Copy every entry word for word. Skip the pictures.

— Start of MATERIAL SUPPLIED —

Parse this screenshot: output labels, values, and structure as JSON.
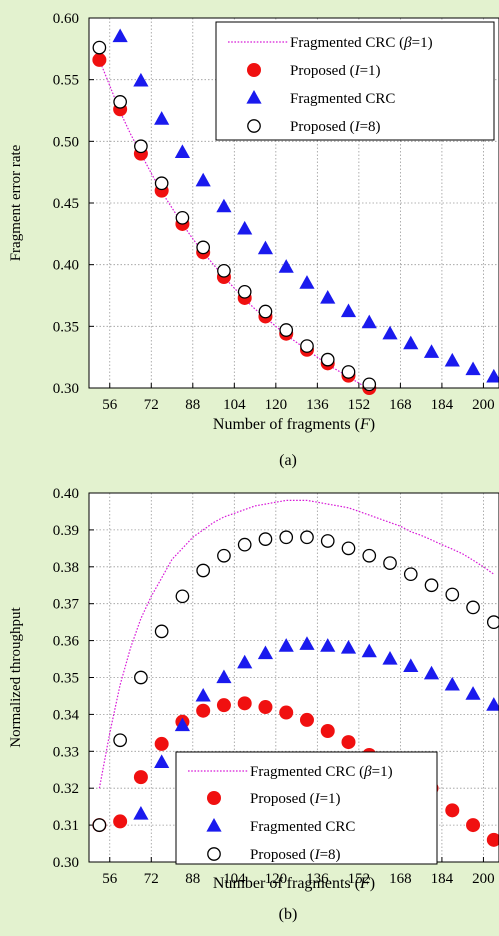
{
  "colors": {
    "background": "#e3f2cf",
    "plot_background": "#ffffff",
    "grid": "#9a9a9a",
    "dotted_line": "#d81bd8",
    "red_series": "#f01010",
    "blue_series": "#1a1aee",
    "open_series": "#000000"
  },
  "chart_data": [
    {
      "type": "scatter",
      "caption": "(a)",
      "xlabel_prefix": "Number of fragments (",
      "xlabel_var": "F",
      "xlabel_suffix": ")",
      "ylabel": "Fragment error rate",
      "xlim": [
        48,
        206
      ],
      "ylim": [
        0.3,
        0.6
      ],
      "xticks": [
        56,
        72,
        88,
        104,
        120,
        136,
        152,
        168,
        184,
        200
      ],
      "yticks": [
        0.3,
        0.35,
        0.4,
        0.45,
        0.5,
        0.55,
        0.6
      ],
      "grid": true,
      "legend_position": "top-right",
      "legend": [
        {
          "pre": "Fragmented CRC (",
          "var": "β",
          "post": "=1)"
        },
        {
          "pre": "Proposed (",
          "var": "I",
          "post": "=1)"
        },
        {
          "pre": "Fragmented CRC",
          "var": "",
          "post": ""
        },
        {
          "pre": "Proposed (",
          "var": "I",
          "post": "=8)"
        }
      ],
      "series": [
        {
          "style": "dotted",
          "x": [
            52,
            56,
            60,
            64,
            68,
            72,
            76,
            80,
            84,
            88,
            92,
            96,
            100,
            104,
            108,
            112,
            116,
            120,
            124,
            128,
            132,
            136,
            140,
            144,
            148,
            152,
            156
          ],
          "values": [
            0.566,
            0.545,
            0.524,
            0.506,
            0.49,
            0.474,
            0.459,
            0.446,
            0.433,
            0.421,
            0.41,
            0.4,
            0.39,
            0.381,
            0.372,
            0.364,
            0.357,
            0.35,
            0.343,
            0.337,
            0.331,
            0.325,
            0.319,
            0.314,
            0.309,
            0.304,
            0.299
          ]
        },
        {
          "style": "red",
          "x": [
            52,
            60,
            68,
            76,
            84,
            92,
            100,
            108,
            116,
            124,
            132,
            140,
            148,
            156
          ],
          "values": [
            0.566,
            0.526,
            0.49,
            0.46,
            0.433,
            0.41,
            0.39,
            0.373,
            0.358,
            0.344,
            0.331,
            0.32,
            0.31,
            0.3
          ]
        },
        {
          "style": "blue",
          "x": [
            60,
            68,
            76,
            84,
            92,
            100,
            108,
            116,
            124,
            132,
            140,
            148,
            156,
            164,
            172,
            180,
            188,
            196,
            204
          ],
          "values": [
            0.585,
            0.549,
            0.518,
            0.491,
            0.468,
            0.447,
            0.429,
            0.413,
            0.398,
            0.385,
            0.373,
            0.362,
            0.353,
            0.344,
            0.336,
            0.329,
            0.322,
            0.315,
            0.309
          ]
        },
        {
          "style": "open",
          "x": [
            52,
            60,
            68,
            76,
            84,
            92,
            100,
            108,
            116,
            124,
            132,
            140,
            148,
            156
          ],
          "values": [
            0.576,
            0.532,
            0.496,
            0.466,
            0.438,
            0.414,
            0.395,
            0.378,
            0.362,
            0.347,
            0.334,
            0.323,
            0.313,
            0.303
          ]
        }
      ]
    },
    {
      "type": "scatter",
      "caption": "(b)",
      "xlabel_prefix": "Number of fragments (",
      "xlabel_var": "F",
      "xlabel_suffix": ")",
      "ylabel": "Normalized throughput",
      "xlim": [
        48,
        206
      ],
      "ylim": [
        0.3,
        0.4
      ],
      "xticks": [
        56,
        72,
        88,
        104,
        120,
        136,
        152,
        168,
        184,
        200
      ],
      "yticks": [
        0.3,
        0.31,
        0.32,
        0.33,
        0.34,
        0.35,
        0.36,
        0.37,
        0.38,
        0.39,
        0.4
      ],
      "grid": true,
      "legend_position": "bottom-center",
      "legend": [
        {
          "pre": "Fragmented CRC (",
          "var": "β",
          "post": "=1)"
        },
        {
          "pre": "Proposed (",
          "var": "I",
          "post": "=1)"
        },
        {
          "pre": "Fragmented CRC",
          "var": "",
          "post": ""
        },
        {
          "pre": "Proposed (",
          "var": "I",
          "post": "=8)"
        }
      ],
      "series": [
        {
          "style": "dotted",
          "x": [
            52,
            56,
            60,
            64,
            68,
            72,
            76,
            80,
            84,
            88,
            92,
            96,
            100,
            104,
            108,
            112,
            116,
            120,
            124,
            128,
            132,
            136,
            140,
            144,
            148,
            152,
            156,
            160,
            164,
            168,
            172,
            176,
            180,
            184,
            188,
            192,
            196,
            200,
            204
          ],
          "values": [
            0.32,
            0.335,
            0.348,
            0.358,
            0.366,
            0.372,
            0.377,
            0.382,
            0.385,
            0.388,
            0.39,
            0.392,
            0.3935,
            0.3945,
            0.3955,
            0.3965,
            0.397,
            0.3975,
            0.398,
            0.398,
            0.398,
            0.3975,
            0.397,
            0.3965,
            0.396,
            0.395,
            0.394,
            0.393,
            0.392,
            0.391,
            0.3895,
            0.3885,
            0.3873,
            0.386,
            0.3848,
            0.3835,
            0.3818,
            0.38,
            0.378
          ]
        },
        {
          "style": "red",
          "x": [
            52,
            60,
            68,
            76,
            84,
            92,
            100,
            108,
            116,
            124,
            132,
            140,
            148,
            156,
            164,
            172,
            180,
            188,
            196,
            204
          ],
          "values": [
            0.31,
            0.311,
            0.323,
            0.332,
            0.338,
            0.341,
            0.3425,
            0.343,
            0.342,
            0.3405,
            0.3385,
            0.3355,
            0.3325,
            0.329,
            0.326,
            0.323,
            0.32,
            0.314,
            0.31,
            0.306
          ]
        },
        {
          "style": "blue",
          "x": [
            68,
            76,
            84,
            92,
            100,
            108,
            116,
            124,
            132,
            140,
            148,
            156,
            164,
            172,
            180,
            188,
            196,
            204
          ],
          "values": [
            0.313,
            0.327,
            0.337,
            0.345,
            0.35,
            0.354,
            0.3565,
            0.3585,
            0.359,
            0.3585,
            0.358,
            0.357,
            0.355,
            0.353,
            0.351,
            0.348,
            0.3455,
            0.3425
          ]
        },
        {
          "style": "open",
          "x": [
            52,
            60,
            68,
            76,
            84,
            92,
            100,
            108,
            116,
            124,
            132,
            140,
            148,
            156,
            164,
            172,
            180,
            188,
            196,
            204
          ],
          "values": [
            0.31,
            0.333,
            0.35,
            0.3625,
            0.372,
            0.379,
            0.383,
            0.386,
            0.3875,
            0.388,
            0.388,
            0.387,
            0.385,
            0.383,
            0.381,
            0.378,
            0.375,
            0.3725,
            0.369,
            0.365
          ]
        }
      ]
    }
  ]
}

— End of MATERIAL SUPPLIED —

__SOLUTION TO THIS TASK__.
Parse this screenshot: output labels, values, and structure as JSON.
{
  "colors": {
    "background": "#e3f2cf",
    "plot_background": "#ffffff",
    "grid": "#9a9a9a",
    "dotted_line": "#d81bd8",
    "red_series": "#f01010",
    "blue_series": "#1a1aee",
    "open_series": "#000000"
  },
  "chart_data": [
    {
      "type": "scatter",
      "caption": "(a)",
      "xlabel_prefix": "Number of fragments (",
      "xlabel_var": "F",
      "xlabel_suffix": ")",
      "ylabel": "Fragment error rate",
      "xlim": [
        48,
        206
      ],
      "ylim": [
        0.3,
        0.6
      ],
      "xticks": [
        56,
        72,
        88,
        104,
        120,
        136,
        152,
        168,
        184,
        200
      ],
      "yticks": [
        0.3,
        0.35,
        0.4,
        0.45,
        0.5,
        0.55,
        0.6
      ],
      "grid": true,
      "legend_position": "top-right",
      "legend": [
        {
          "pre": "Fragmented CRC (",
          "var": "β",
          "post": "=1)"
        },
        {
          "pre": "Proposed (",
          "var": "I",
          "post": "=1)"
        },
        {
          "pre": "Fragmented CRC",
          "var": "",
          "post": ""
        },
        {
          "pre": "Proposed (",
          "var": "I",
          "post": "=8)"
        }
      ],
      "series": [
        {
          "style": "dotted",
          "x": [
            52,
            56,
            60,
            64,
            68,
            72,
            76,
            80,
            84,
            88,
            92,
            96,
            100,
            104,
            108,
            112,
            116,
            120,
            124,
            128,
            132,
            136,
            140,
            144,
            148,
            152,
            156
          ],
          "values": [
            0.566,
            0.545,
            0.524,
            0.506,
            0.49,
            0.474,
            0.459,
            0.446,
            0.433,
            0.421,
            0.41,
            0.4,
            0.39,
            0.381,
            0.372,
            0.364,
            0.357,
            0.35,
            0.343,
            0.337,
            0.331,
            0.325,
            0.319,
            0.314,
            0.309,
            0.304,
            0.299
          ]
        },
        {
          "style": "red",
          "x": [
            52,
            60,
            68,
            76,
            84,
            92,
            100,
            108,
            116,
            124,
            132,
            140,
            148,
            156
          ],
          "values": [
            0.566,
            0.526,
            0.49,
            0.46,
            0.433,
            0.41,
            0.39,
            0.373,
            0.358,
            0.344,
            0.331,
            0.32,
            0.31,
            0.3
          ]
        },
        {
          "style": "blue",
          "x": [
            60,
            68,
            76,
            84,
            92,
            100,
            108,
            116,
            124,
            132,
            140,
            148,
            156,
            164,
            172,
            180,
            188,
            196,
            204
          ],
          "values": [
            0.585,
            0.549,
            0.518,
            0.491,
            0.468,
            0.447,
            0.429,
            0.413,
            0.398,
            0.385,
            0.373,
            0.362,
            0.353,
            0.344,
            0.336,
            0.329,
            0.322,
            0.315,
            0.309
          ]
        },
        {
          "style": "open",
          "x": [
            52,
            60,
            68,
            76,
            84,
            92,
            100,
            108,
            116,
            124,
            132,
            140,
            148,
            156
          ],
          "values": [
            0.576,
            0.532,
            0.496,
            0.466,
            0.438,
            0.414,
            0.395,
            0.378,
            0.362,
            0.347,
            0.334,
            0.323,
            0.313,
            0.303
          ]
        }
      ]
    },
    {
      "type": "scatter",
      "caption": "(b)",
      "xlabel_prefix": "Number of fragments (",
      "xlabel_var": "F",
      "xlabel_suffix": ")",
      "ylabel": "Normalized throughput",
      "xlim": [
        48,
        206
      ],
      "ylim": [
        0.3,
        0.4
      ],
      "xticks": [
        56,
        72,
        88,
        104,
        120,
        136,
        152,
        168,
        184,
        200
      ],
      "yticks": [
        0.3,
        0.31,
        0.32,
        0.33,
        0.34,
        0.35,
        0.36,
        0.37,
        0.38,
        0.39,
        0.4
      ],
      "grid": true,
      "legend_position": "bottom-center",
      "legend": [
        {
          "pre": "Fragmented CRC (",
          "var": "β",
          "post": "=1)"
        },
        {
          "pre": "Proposed (",
          "var": "I",
          "post": "=1)"
        },
        {
          "pre": "Fragmented CRC",
          "var": "",
          "post": ""
        },
        {
          "pre": "Proposed (",
          "var": "I",
          "post": "=8)"
        }
      ],
      "series": [
        {
          "style": "dotted",
          "x": [
            52,
            56,
            60,
            64,
            68,
            72,
            76,
            80,
            84,
            88,
            92,
            96,
            100,
            104,
            108,
            112,
            116,
            120,
            124,
            128,
            132,
            136,
            140,
            144,
            148,
            152,
            156,
            160,
            164,
            168,
            172,
            176,
            180,
            184,
            188,
            192,
            196,
            200,
            204
          ],
          "values": [
            0.32,
            0.335,
            0.348,
            0.358,
            0.366,
            0.372,
            0.377,
            0.382,
            0.385,
            0.388,
            0.39,
            0.392,
            0.3935,
            0.3945,
            0.3955,
            0.3965,
            0.397,
            0.3975,
            0.398,
            0.398,
            0.398,
            0.3975,
            0.397,
            0.3965,
            0.396,
            0.395,
            0.394,
            0.393,
            0.392,
            0.391,
            0.3895,
            0.3885,
            0.3873,
            0.386,
            0.3848,
            0.3835,
            0.3818,
            0.38,
            0.378
          ]
        },
        {
          "style": "red",
          "x": [
            52,
            60,
            68,
            76,
            84,
            92,
            100,
            108,
            116,
            124,
            132,
            140,
            148,
            156,
            164,
            172,
            180,
            188,
            196,
            204
          ],
          "values": [
            0.31,
            0.311,
            0.323,
            0.332,
            0.338,
            0.341,
            0.3425,
            0.343,
            0.342,
            0.3405,
            0.3385,
            0.3355,
            0.3325,
            0.329,
            0.326,
            0.323,
            0.32,
            0.314,
            0.31,
            0.306
          ]
        },
        {
          "style": "blue",
          "x": [
            68,
            76,
            84,
            92,
            100,
            108,
            116,
            124,
            132,
            140,
            148,
            156,
            164,
            172,
            180,
            188,
            196,
            204
          ],
          "values": [
            0.313,
            0.327,
            0.337,
            0.345,
            0.35,
            0.354,
            0.3565,
            0.3585,
            0.359,
            0.3585,
            0.358,
            0.357,
            0.355,
            0.353,
            0.351,
            0.348,
            0.3455,
            0.3425
          ]
        },
        {
          "style": "open",
          "x": [
            52,
            60,
            68,
            76,
            84,
            92,
            100,
            108,
            116,
            124,
            132,
            140,
            148,
            156,
            164,
            172,
            180,
            188,
            196,
            204
          ],
          "values": [
            0.31,
            0.333,
            0.35,
            0.3625,
            0.372,
            0.379,
            0.383,
            0.386,
            0.3875,
            0.388,
            0.388,
            0.387,
            0.385,
            0.383,
            0.381,
            0.378,
            0.375,
            0.3725,
            0.369,
            0.365
          ]
        }
      ]
    }
  ]
}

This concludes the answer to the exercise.